Job: In the listing that follows, count every line with the word "solubilidad" in it and write only the total.

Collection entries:
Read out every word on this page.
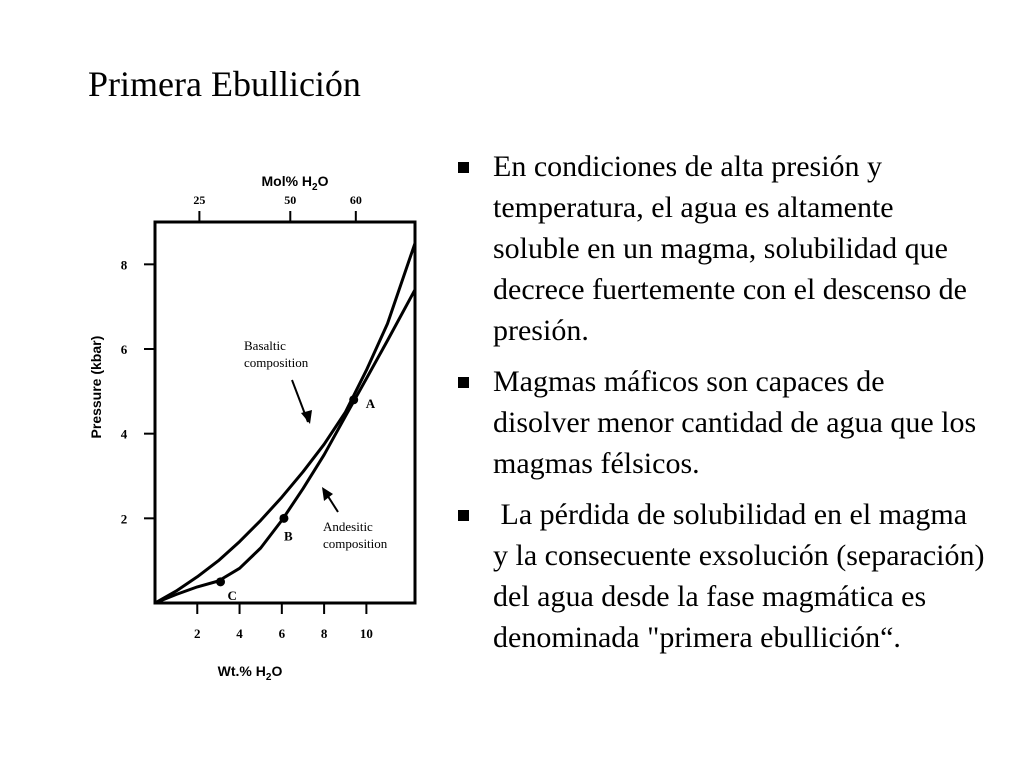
Primera Ebullición
2
4
6
8
2	4	6	8	10
25	50	60
Mol% $H_2O$
Wt.% $H_2O$
Pressure (kbar)	A
B
C
Basaltic
composition
Andesitic
composition
En condiciones de alta presión y temperatura, el agua es altamente soluble en un magma, solubilidad que decrece fuertemente con el descenso de presión.
Magmas máficos son capaces de disolver menor cantidad de agua que los magmas félsicos.
La pérdida de solubilidad en el magma y la consecuente exsolución (separación) del agua desde la fase magmática es denominada "primera ebullición“.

Complete response: 2